Gather all lines with "worse" from the records.

_Data to process_
-*-
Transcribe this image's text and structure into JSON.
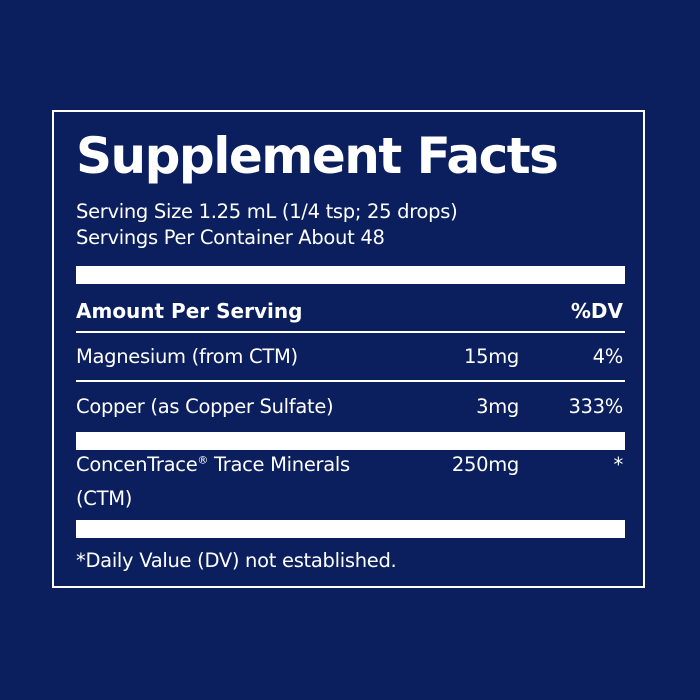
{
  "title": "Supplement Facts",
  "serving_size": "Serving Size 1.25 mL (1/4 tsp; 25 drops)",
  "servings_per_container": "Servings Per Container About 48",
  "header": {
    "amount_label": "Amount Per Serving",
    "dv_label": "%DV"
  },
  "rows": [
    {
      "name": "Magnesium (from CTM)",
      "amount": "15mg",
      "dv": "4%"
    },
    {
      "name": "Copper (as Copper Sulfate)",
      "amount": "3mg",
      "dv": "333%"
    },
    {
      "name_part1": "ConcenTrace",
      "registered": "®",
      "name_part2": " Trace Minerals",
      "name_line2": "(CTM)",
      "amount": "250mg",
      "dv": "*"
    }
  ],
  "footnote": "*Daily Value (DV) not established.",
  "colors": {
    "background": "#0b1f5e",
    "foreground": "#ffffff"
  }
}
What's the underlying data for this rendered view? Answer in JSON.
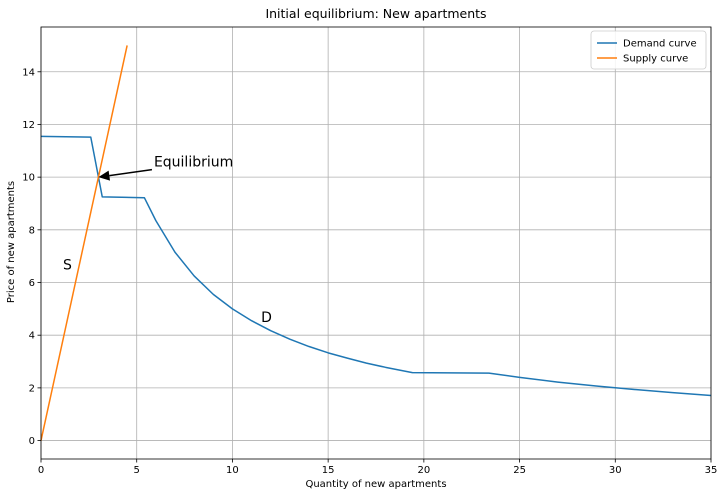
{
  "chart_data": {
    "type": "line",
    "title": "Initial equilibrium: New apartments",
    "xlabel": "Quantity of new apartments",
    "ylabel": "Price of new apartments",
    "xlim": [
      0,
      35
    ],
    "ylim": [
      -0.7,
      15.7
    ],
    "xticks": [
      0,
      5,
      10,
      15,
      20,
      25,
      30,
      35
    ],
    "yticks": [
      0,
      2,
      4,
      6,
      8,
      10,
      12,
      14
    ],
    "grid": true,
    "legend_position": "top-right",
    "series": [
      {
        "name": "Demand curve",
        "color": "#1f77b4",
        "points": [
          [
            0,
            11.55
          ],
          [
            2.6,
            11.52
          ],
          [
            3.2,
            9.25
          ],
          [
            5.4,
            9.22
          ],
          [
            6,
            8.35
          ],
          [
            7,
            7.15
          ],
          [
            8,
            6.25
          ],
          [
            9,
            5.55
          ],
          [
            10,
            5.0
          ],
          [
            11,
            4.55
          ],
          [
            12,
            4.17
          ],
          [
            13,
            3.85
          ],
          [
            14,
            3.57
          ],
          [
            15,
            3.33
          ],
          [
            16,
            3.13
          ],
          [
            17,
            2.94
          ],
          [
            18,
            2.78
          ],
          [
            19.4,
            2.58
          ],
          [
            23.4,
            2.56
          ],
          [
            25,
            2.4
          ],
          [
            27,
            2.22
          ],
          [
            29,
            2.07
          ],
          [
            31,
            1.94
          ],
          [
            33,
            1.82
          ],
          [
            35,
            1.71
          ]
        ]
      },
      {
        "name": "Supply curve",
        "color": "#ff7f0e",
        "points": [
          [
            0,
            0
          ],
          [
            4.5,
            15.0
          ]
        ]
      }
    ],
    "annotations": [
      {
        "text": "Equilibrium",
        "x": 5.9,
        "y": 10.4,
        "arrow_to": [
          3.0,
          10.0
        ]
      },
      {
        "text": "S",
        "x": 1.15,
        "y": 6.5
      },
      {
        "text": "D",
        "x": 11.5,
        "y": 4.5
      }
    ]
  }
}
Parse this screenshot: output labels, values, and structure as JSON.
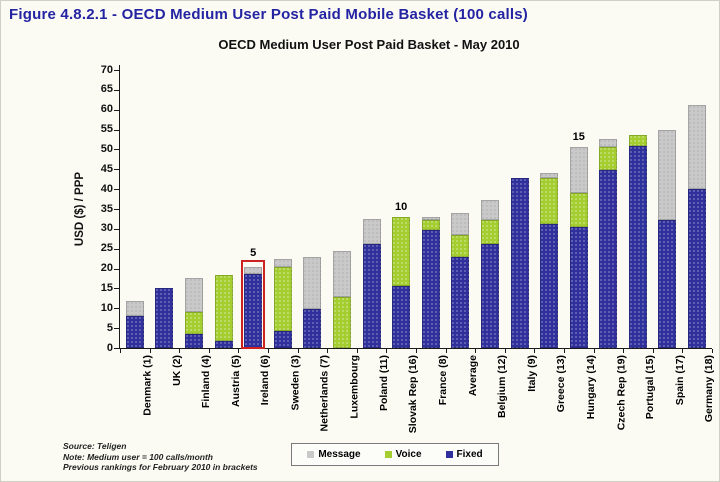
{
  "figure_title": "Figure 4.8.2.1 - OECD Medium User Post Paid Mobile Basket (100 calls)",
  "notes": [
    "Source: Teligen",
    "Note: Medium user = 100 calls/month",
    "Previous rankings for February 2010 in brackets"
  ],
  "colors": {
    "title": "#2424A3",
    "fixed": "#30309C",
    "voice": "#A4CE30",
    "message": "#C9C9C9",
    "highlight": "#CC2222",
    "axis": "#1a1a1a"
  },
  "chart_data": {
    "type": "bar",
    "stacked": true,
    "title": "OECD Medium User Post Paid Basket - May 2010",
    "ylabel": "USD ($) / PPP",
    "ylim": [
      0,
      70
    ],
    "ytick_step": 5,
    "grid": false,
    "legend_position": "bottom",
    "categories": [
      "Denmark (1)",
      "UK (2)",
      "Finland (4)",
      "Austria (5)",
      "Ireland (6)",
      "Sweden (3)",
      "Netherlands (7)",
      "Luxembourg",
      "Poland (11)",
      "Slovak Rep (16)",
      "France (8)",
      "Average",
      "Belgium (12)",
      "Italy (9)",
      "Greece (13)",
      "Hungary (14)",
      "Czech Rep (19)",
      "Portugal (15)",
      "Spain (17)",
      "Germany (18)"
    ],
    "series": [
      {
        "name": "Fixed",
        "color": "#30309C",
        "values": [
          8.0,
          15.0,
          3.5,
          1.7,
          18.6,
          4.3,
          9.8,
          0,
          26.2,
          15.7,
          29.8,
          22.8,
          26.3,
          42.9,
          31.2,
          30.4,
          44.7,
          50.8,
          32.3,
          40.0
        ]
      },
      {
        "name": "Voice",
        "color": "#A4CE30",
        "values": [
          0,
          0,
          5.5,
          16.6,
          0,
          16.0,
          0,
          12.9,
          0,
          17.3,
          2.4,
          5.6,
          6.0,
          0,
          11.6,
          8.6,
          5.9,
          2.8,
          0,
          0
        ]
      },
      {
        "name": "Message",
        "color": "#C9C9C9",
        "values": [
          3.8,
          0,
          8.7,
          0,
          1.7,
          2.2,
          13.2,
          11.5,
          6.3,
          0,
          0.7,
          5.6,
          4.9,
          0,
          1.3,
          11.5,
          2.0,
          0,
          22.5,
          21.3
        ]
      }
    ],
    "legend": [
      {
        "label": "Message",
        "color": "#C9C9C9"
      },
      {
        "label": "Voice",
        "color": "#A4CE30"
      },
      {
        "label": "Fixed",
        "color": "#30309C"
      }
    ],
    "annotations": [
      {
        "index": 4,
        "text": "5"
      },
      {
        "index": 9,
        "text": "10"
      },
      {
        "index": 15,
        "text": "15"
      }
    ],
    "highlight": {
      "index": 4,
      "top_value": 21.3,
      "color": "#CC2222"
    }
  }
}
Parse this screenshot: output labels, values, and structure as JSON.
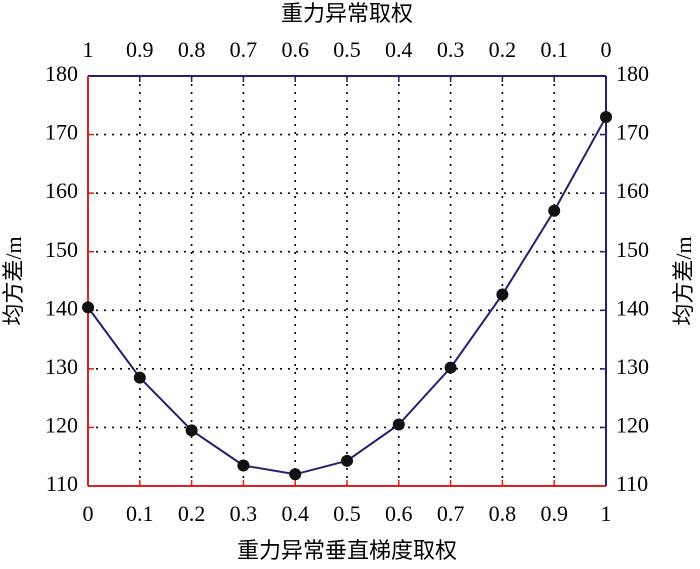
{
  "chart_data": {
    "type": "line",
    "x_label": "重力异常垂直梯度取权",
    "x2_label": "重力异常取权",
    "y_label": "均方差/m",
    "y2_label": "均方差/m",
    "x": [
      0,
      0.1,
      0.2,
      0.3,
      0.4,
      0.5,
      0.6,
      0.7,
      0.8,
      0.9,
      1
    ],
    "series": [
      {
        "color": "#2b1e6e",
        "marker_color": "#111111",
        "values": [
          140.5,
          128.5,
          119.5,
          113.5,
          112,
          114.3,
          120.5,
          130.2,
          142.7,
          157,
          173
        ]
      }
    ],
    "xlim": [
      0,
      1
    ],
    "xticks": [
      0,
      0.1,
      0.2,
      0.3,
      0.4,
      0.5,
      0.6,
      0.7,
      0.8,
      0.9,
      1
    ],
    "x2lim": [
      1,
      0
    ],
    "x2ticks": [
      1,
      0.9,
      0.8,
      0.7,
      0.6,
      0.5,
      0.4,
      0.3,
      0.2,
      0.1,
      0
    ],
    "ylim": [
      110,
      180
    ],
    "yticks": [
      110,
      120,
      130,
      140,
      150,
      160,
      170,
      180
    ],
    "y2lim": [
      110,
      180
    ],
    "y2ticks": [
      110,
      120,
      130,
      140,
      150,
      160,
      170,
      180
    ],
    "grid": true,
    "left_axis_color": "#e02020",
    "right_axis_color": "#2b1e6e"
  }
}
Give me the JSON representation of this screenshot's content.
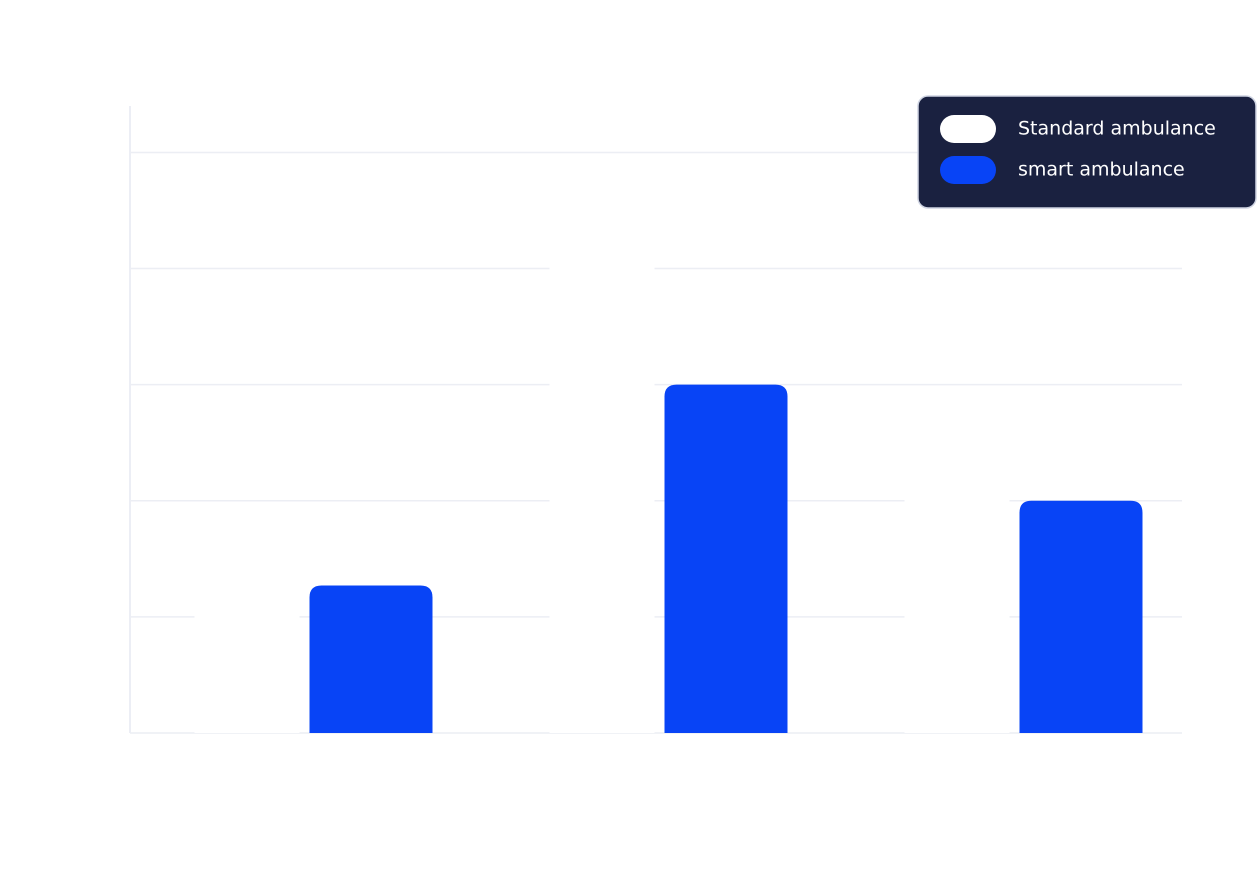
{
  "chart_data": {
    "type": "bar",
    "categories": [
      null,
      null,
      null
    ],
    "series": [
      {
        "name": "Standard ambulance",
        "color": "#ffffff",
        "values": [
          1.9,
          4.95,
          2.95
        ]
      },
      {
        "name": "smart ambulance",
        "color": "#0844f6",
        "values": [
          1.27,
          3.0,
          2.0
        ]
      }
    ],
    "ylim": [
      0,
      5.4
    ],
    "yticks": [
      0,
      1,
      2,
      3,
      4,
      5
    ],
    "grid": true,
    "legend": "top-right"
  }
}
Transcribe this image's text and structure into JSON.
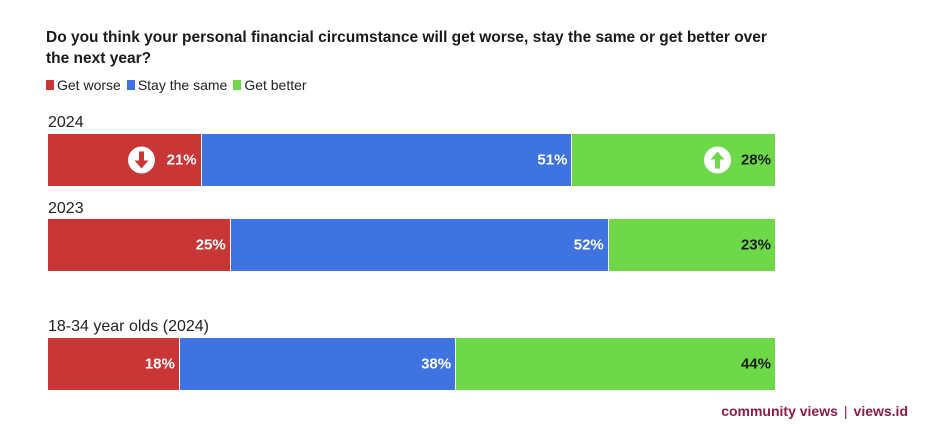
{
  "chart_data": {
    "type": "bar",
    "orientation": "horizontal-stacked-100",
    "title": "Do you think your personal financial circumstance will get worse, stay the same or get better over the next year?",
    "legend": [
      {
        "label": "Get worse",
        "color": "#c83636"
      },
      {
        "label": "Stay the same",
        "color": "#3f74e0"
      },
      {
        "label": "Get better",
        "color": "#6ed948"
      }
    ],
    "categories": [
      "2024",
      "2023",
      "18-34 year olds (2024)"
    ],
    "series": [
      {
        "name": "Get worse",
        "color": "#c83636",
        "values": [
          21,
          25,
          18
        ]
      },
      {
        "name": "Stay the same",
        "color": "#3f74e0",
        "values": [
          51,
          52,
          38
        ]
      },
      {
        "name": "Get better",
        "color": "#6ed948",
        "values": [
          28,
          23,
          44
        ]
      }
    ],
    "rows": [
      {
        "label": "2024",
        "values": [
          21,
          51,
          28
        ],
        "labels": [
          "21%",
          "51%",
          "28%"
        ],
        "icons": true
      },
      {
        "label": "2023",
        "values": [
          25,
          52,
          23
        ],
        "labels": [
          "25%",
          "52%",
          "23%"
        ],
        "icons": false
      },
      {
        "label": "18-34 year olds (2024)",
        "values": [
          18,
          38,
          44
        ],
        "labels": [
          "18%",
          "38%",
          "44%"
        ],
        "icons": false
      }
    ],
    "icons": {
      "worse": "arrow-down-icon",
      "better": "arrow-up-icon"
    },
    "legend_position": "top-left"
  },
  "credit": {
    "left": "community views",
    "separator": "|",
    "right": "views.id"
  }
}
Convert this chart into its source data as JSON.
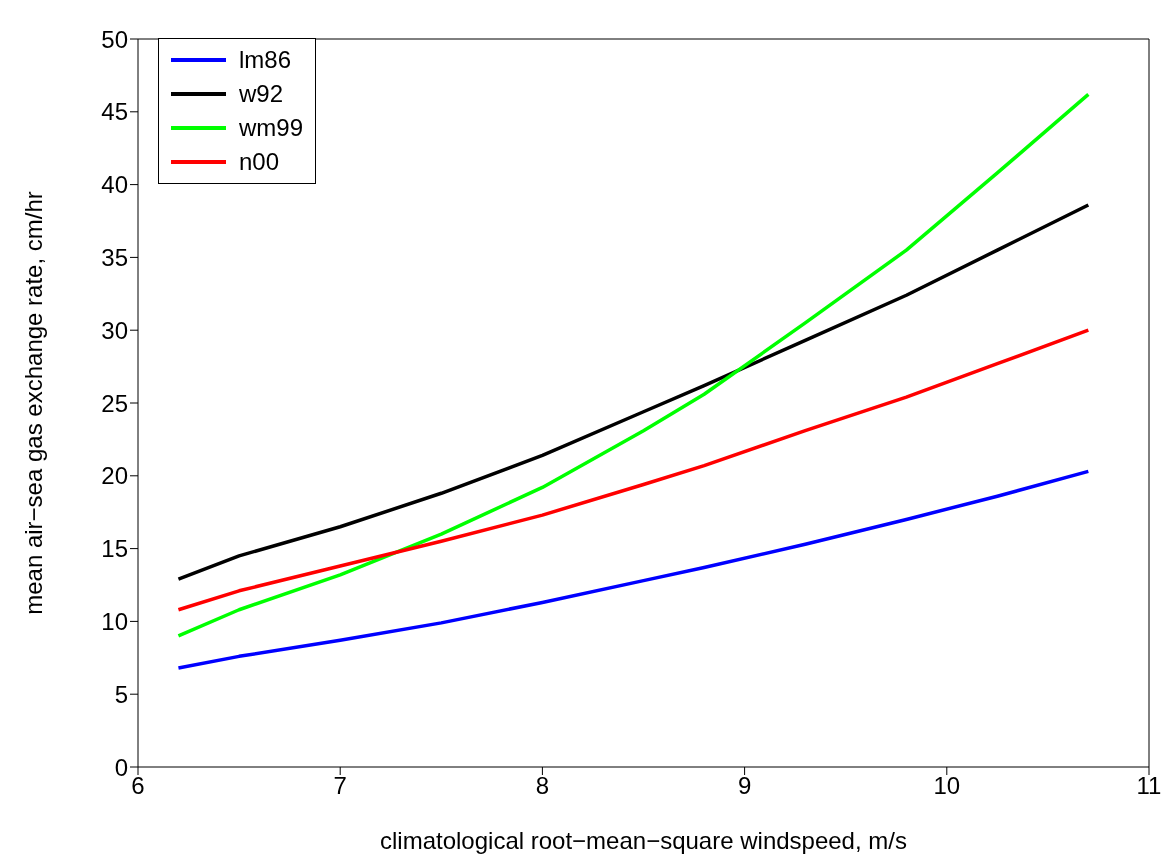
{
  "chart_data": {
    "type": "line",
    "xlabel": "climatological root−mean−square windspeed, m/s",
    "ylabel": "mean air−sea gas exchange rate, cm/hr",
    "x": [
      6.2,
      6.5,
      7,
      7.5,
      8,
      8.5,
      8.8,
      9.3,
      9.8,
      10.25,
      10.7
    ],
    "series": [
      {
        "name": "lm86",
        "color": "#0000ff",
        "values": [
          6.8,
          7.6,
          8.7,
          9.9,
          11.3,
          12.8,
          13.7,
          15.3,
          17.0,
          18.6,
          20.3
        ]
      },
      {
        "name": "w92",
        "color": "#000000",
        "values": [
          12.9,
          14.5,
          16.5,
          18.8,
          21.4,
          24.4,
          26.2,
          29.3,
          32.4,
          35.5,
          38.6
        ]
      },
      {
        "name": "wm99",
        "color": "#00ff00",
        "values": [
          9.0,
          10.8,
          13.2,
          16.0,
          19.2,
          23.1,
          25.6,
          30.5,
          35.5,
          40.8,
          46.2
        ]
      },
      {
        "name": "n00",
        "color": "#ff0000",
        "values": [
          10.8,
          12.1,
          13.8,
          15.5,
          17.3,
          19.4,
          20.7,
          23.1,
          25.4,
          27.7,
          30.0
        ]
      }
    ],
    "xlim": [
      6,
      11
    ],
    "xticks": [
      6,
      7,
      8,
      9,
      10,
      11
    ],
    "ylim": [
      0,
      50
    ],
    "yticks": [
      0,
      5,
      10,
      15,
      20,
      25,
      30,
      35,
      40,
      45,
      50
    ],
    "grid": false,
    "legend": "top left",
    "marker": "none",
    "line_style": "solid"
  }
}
-*-
_Task result_
    "title": "Do you think your personal financial circumstance will get worse, stay the same or get better over the next year?",
        "label": "Get worse",
        "name": "Get worse",
      "worse": "arrow-down-icon",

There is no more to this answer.